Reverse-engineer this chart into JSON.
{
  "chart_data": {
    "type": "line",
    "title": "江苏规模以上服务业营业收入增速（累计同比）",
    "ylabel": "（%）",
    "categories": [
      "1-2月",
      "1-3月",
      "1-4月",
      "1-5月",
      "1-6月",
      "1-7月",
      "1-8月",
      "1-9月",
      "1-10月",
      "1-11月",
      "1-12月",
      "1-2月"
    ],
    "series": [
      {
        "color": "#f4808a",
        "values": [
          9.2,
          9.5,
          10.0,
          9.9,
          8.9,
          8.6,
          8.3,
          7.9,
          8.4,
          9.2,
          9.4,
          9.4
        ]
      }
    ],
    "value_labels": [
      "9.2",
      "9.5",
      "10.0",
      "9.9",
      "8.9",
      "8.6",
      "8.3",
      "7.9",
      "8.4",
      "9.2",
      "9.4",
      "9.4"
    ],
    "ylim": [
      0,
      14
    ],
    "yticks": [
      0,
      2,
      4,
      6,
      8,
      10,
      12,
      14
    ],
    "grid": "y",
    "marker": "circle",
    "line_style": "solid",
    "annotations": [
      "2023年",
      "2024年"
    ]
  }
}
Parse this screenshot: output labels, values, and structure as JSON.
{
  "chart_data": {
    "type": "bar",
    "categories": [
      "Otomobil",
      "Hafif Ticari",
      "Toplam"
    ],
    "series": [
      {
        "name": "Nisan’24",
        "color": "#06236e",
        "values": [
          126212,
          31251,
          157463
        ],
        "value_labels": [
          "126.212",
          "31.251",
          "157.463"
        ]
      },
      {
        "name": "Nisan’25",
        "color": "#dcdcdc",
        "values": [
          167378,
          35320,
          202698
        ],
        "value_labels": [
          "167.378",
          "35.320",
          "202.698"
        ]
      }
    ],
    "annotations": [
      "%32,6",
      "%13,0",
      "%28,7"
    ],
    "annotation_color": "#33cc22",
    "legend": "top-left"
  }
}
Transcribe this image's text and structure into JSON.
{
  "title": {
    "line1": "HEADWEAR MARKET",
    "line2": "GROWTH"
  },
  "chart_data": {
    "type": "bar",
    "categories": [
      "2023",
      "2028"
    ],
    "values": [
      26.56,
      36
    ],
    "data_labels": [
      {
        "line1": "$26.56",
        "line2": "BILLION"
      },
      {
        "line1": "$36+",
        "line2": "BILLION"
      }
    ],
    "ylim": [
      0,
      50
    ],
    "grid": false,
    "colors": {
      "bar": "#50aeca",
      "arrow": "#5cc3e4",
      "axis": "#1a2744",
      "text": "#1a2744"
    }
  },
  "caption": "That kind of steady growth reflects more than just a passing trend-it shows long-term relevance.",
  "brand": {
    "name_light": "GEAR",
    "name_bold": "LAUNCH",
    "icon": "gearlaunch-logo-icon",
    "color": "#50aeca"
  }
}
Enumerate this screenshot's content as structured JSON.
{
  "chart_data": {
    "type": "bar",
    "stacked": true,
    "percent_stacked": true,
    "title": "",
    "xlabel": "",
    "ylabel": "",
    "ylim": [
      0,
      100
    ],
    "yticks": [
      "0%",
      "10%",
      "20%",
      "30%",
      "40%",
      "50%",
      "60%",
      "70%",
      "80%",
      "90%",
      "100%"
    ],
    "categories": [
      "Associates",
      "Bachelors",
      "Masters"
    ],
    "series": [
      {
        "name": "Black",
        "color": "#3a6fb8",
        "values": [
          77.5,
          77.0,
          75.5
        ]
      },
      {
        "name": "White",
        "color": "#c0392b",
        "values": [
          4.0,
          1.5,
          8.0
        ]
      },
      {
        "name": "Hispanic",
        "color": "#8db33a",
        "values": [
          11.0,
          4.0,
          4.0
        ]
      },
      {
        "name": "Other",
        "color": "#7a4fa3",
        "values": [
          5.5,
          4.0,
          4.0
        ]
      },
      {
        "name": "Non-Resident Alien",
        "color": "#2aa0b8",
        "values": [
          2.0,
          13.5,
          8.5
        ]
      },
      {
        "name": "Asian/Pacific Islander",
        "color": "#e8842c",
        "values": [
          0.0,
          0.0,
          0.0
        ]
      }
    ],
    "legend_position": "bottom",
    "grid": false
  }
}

▬▬▬▬▬▬▬▬▬▬

## EXERCISE OBJECTIVE
The records above should be repeated in full, exactly as given.

## EXERCISE RESULT
Reverse-engineer this chart into JSON.
{
  "chart_data": {
    "type": "line",
    "title": "江苏规模以上服务业营业收入增速（累计同比）",
    "ylabel": "（%）",
    "categories": [
      "1-2月",
      "1-3月",
      "1-4月",
      "1-5月",
      "1-6月",
      "1-7月",
      "1-8月",
      "1-9月",
      "1-10月",
      "1-11月",
      "1-12月",
      "1-2月"
    ],
    "series": [
      {
        "color": "#f4808a",
        "values": [
          9.2,
          9.5,
          10.0,
          9.9,
          8.9,
          8.6,
          8.3,
          7.9,
          8.4,
          9.2,
          9.4,
          9.4
        ]
      }
    ],
    "value_labels": [
      "9.2",
      "9.5",
      "10.0",
      "9.9",
      "8.9",
      "8.6",
      "8.3",
      "7.9",
      "8.4",
      "9.2",
      "9.4",
      "9.4"
    ],
    "ylim": [
      0,
      14
    ],
    "yticks": [
      0,
      2,
      4,
      6,
      8,
      10,
      12,
      14
    ],
    "grid": "y",
    "marker": "circle",
    "line_style": "solid",
    "annotations": [
      "2023年",
      "2024年"
    ]
  }
}
Parse this screenshot: output labels, values, and structure as JSON.
{
  "chart_data": {
    "type": "bar",
    "categories": [
      "Otomobil",
      "Hafif Ticari",
      "Toplam"
    ],
    "series": [
      {
        "name": "Nisan’24",
        "color": "#06236e",
        "values": [
          126212,
          31251,
          157463
        ],
        "value_labels": [
          "126.212",
          "31.251",
          "157.463"
        ]
      },
      {
        "name": "Nisan’25",
        "color": "#dcdcdc",
        "values": [
          167378,
          35320,
          202698
        ],
        "value_labels": [
          "167.378",
          "35.320",
          "202.698"
        ]
      }
    ],
    "annotations": [
      "%32,6",
      "%13,0",
      "%28,7"
    ],
    "annotation_color": "#33cc22",
    "legend": "top-left"
  }
}
Transcribe this image's text and structure into JSON.
{
  "title": {
    "line1": "HEADWEAR MARKET",
    "line2": "GROWTH"
  },
  "chart_data": {
    "type": "bar",
    "categories": [
      "2023",
      "2028"
    ],
    "values": [
      26.56,
      36
    ],
    "data_labels": [
      {
        "line1": "$26.56",
        "line2": "BILLION"
      },
      {
        "line1": "$36+",
        "line2": "BILLION"
      }
    ],
    "ylim": [
      0,
      50
    ],
    "grid": false,
    "colors": {
      "bar": "#50aeca",
      "arrow": "#5cc3e4",
      "axis": "#1a2744",
      "text": "#1a2744"
    }
  },
  "caption": "That kind of steady growth reflects more than just a passing trend-it shows long-term relevance.",
  "brand": {
    "name_light": "GEAR",
    "name_bold": "LAUNCH",
    "icon": "gearlaunch-logo-icon",
    "color": "#50aeca"
  }
}
Enumerate this screenshot's content as structured JSON.
{
  "chart_data": {
    "type": "bar",
    "stacked": true,
    "percent_stacked": true,
    "title": "",
    "xlabel": "",
    "ylabel": "",
    "ylim": [
      0,
      100
    ],
    "yticks": [
      "0%",
      "10%",
      "20%",
      "30%",
      "40%",
      "50%",
      "60%",
      "70%",
      "80%",
      "90%",
      "100%"
    ],
    "categories": [
      "Associates",
      "Bachelors",
      "Masters"
    ],
    "series": [
      {
        "name": "Black",
        "color": "#3a6fb8",
        "values": [
          77.5,
          77.0,
          75.5
        ]
      },
      {
        "name": "White",
        "color": "#c0392b",
        "values": [
          4.0,
          1.5,
          8.0
        ]
      },
      {
        "name": "Hispanic",
        "color": "#8db33a",
        "values": [
          11.0,
          4.0,
          4.0
        ]
      },
      {
        "name": "Other",
        "color": "#7a4fa3",
        "values": [
          5.5,
          4.0,
          4.0
        ]
      },
      {
        "name": "Non-Resident Alien",
        "color": "#2aa0b8",
        "values": [
          2.0,
          13.5,
          8.5
        ]
      },
      {
        "name": "Asian/Pacific Islander",
        "color": "#e8842c",
        "values": [
          0.0,
          0.0,
          0.0
        ]
      }
    ],
    "legend_position": "bottom",
    "grid": false
  }
}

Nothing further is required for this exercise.